— Provided records —
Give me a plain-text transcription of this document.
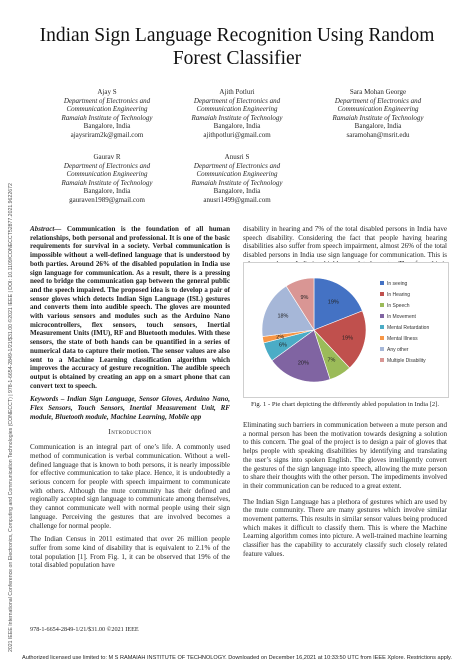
2021 IEEE International Conference on Electronics, Computing and Communication Technologies (CONECCT) | 978-1-6654-2849-1/21/$31.00 ©2021 IEEE | DOI: 10.1109/CONECCT52877.2021.9622672
Indian Sign Language Recognition Using Random
Forest Classifier
Ajay S
Department of Electronics and
Communication Engineering
Ramaiah Institute of Technology
Bangalore, India
ajaysriram2k@gmail.com
Ajith Potluri
Department of Electronics and
Communication Engineering
Ramaiah Institute of Technology
Bangalore, India
ajithpotluri@gmail.com
Sara Mohan George
Department of Electronics and
Communication Engineering
Ramaiah Institute of Technology
Bangalore, India
saramohan@msrit.edu
Gaurav R
Department of Electronics and
Communication Engineering
Ramaiah Institute of Technology
Bangalore, India
gauraven1989@gmail.com
Anusri S
Department of Electronics and
Communication Engineering
Ramaiah Institute of Technology
Bangalore, India
anusri1499@gmail.com

Abstract— Communication is the foundation of all human relationships, both personal and professional. It is one of the basic requirements for survival in a society. Verbal communication is impossible without a well-defined language that is understood by both parties. Around 26% of the disabled population in India use sign language for communication. As a result, there is a pressing need to bridge the communication gap between the general public and the speech impaired. The proposed idea is to develop a pair of sensor gloves which detects Indian Sign Language (ISL) gestures and converts them into audible speech. The gloves are mounted with various sensors and modules such as the Arduino Nano microcontrollers, flex sensors, touch sensors, Inertial Measurement Units (IMU), RF and Bluetooth modules. With these sensors, the state of both hands can be quantified in a series of numerical data to capture their motion. The sensor values are also sent to a Machine Learning classification algorithm which improves the accuracy of gesture recognition. The audible speech output is obtained by creating an app on a smart phone that can convert text to speech.

Keywords – Indian Sign Language, Sensor Gloves, Arduino Nano, Flex Sensors, Touch Sensors, Inertial Measurement Unit, RF module, Bluetooth module, Machine Learning, Mobile app

Introduction

Communication is an integral part of one’s life. A commonly used method of communication is verbal communication. Without a well-defined language that is known to both persons, it is nearly impossible for effective communication to take place. Hence, it is undoubtedly a serious concern for people with speech impairment to communicate with others. Although the mute community has their defined and regionally accepted sign language to communicate among themselves, they cannot communicate well with normal people using their sign language. Perceiving the gestures that are involved becomes a challenge for normal people.

The Indian Census in 2011 estimated that over 26 million people suffer from some kind of disability that is equivalent to 2.1% of the total population [1]. From Fig. 1, it can be observed that 19% of the total disabled population have

disability in hearing and 7% of the total disabled persons in India have speech disability. Considering the fact that people having hearing disabilities also suffer from speech impairment, almost 26% of the total disabled persons in India use sign language for communication. This is

19%
19%
7%
20%
6%
2%
18%
9%
In seeing
In Hearing
In Speech
In Movement
Mental Retardation
Mental Illness
Any other
Multiple Disability
Fig. 1 - Pie chart depicting the differently abled population in India [2].

Eliminating such barriers in communication between a mute person and a normal person has been the motivation towards designing a solution to this concern. The goal of the project is to design a pair of gloves that helps people with speaking disabilities by identifying and translating the user’s signs into spoken English. The gloves intelligently convert the gestures of the sign language into speech, allowing the mute person to share their thoughts with the other person. The impediments involved in their communication can be reduced to a great extent.

The Indian Sign Language has a plethora of gestures which are used by the mute community. There are many gestures which involve similar movement patterns. This results in similar sensor values being produced which makes it difficult to classify them. This is where the Machine Learning algorithm comes into picture. A well-trained machine learning classifier has the capability to accurately classify such closely related feature values.

978-1-6654-2849-1/21/$31.00 ©2021 IEEE
Authorized licensed use limited to: M S RAMAIAH INSTITUTE OF TECHNOLOGY. Downloaded on December 16,2021 at 10:33:50 UTC from IEEE Xplore. Restrictions apply.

— What the task requires —
Pictures in the data above should not be copied; transcribe everything else exactly.

— Correct result —
Give me a plain-text transcription of this document.
2021 IEEE International Conference on Electronics, Computing and Communication Technologies (CONECCT) | 978-1-6654-2849-1/21/$31.00 ©2021 IEEE | DOI: 10.1109/CONECCT52877.2021.9622672
Indian Sign Language Recognition Using Random
Forest Classifier
Ajay S
Department of Electronics and
Communication Engineering
Ramaiah Institute of Technology
Bangalore, India
ajaysriram2k@gmail.com
Ajith Potluri
Department of Electronics and
Communication Engineering
Ramaiah Institute of Technology
Bangalore, India
ajithpotluri@gmail.com
Sara Mohan George
Department of Electronics and
Communication Engineering
Ramaiah Institute of Technology
Bangalore, India
saramohan@msrit.edu
Gaurav R
Department of Electronics and
Communication Engineering
Ramaiah Institute of Technology
Bangalore, India
gauraven1989@gmail.com
Anusri S
Department of Electronics and
Communication Engineering
Ramaiah Institute of Technology
Bangalore, India
anusri1499@gmail.com

Abstract— Communication is the foundation of all human relationships, both personal and professional. It is one of the basic requirements for survival in a society. Verbal communication is impossible without a well-defined language that is understood by both parties. Around 26% of the disabled population in India use sign language for communication. As a result, there is a pressing need to bridge the communication gap between the general public and the speech impaired. The proposed idea is to develop a pair of sensor gloves which detects Indian Sign Language (ISL) gestures and converts them into audible speech. The gloves are mounted with various sensors and modules such as the Arduino Nano microcontrollers, flex sensors, touch sensors, Inertial Measurement Units (IMU), RF and Bluetooth modules. With these sensors, the state of both hands can be quantified in a series of numerical data to capture their motion. The sensor values are also sent to a Machine Learning classification algorithm which improves the accuracy of gesture recognition. The audible speech output is obtained by creating an app on a smart phone that can convert text to speech.

Keywords – Indian Sign Language, Sensor Gloves, Arduino Nano, Flex Sensors, Touch Sensors, Inertial Measurement Unit, RF module, Bluetooth module, Machine Learning, Mobile app

Introduction

Communication is an integral part of one’s life. A commonly used method of communication is verbal communication. Without a well-defined language that is known to both persons, it is nearly impossible for effective communication to take place. Hence, it is undoubtedly a serious concern for people with speech impairment to communicate with others. Although the mute community has their defined and regionally accepted sign language to communicate among themselves, they cannot communicate well with normal people using their sign language. Perceiving the gestures that are involved becomes a challenge for normal people.

The Indian Census in 2011 estimated that over 26 million people suffer from some kind of disability that is equivalent to 2.1% of the total population [1]. From Fig. 1, it can be observed that 19% of the total disabled population have

disability in hearing and 7% of the total disabled persons in India have speech disability. Considering the fact that people having hearing disabilities also suffer from speech impairment, almost 26% of the total disabled persons in India use sign language for communication. This is

19%
19%
7%
20%
6%
2%
18%
9%
In seeing
In Hearing
In Speech
In Movement
Mental Retardation
Mental Illness
Any other
Multiple Disability
Fig. 1 - Pie chart depicting the differently abled population in India [2].

Eliminating such barriers in communication between a mute person and a normal person has been the motivation towards designing a solution to this concern. The goal of the project is to design a pair of gloves that helps people with speaking disabilities by identifying and translating the user’s signs into spoken English. The gloves intelligently convert the gestures of the sign language into speech, allowing the mute person to share their thoughts with the other person. The impediments involved in their communication can be reduced to a great extent.

The Indian Sign Language has a plethora of gestures which are used by the mute community. There are many gestures which involve similar movement patterns. This results in similar sensor values being produced which makes it difficult to classify them. This is where the Machine Learning algorithm comes into picture. A well-trained machine learning classifier has the capability to accurately classify such closely related feature values.

978-1-6654-2849-1/21/$31.00 ©2021 IEEE
Authorized licensed use limited to: M S RAMAIAH INSTITUTE OF TECHNOLOGY. Downloaded on December 16,2021 at 10:33:50 UTC from IEEE Xplore. Restrictions apply.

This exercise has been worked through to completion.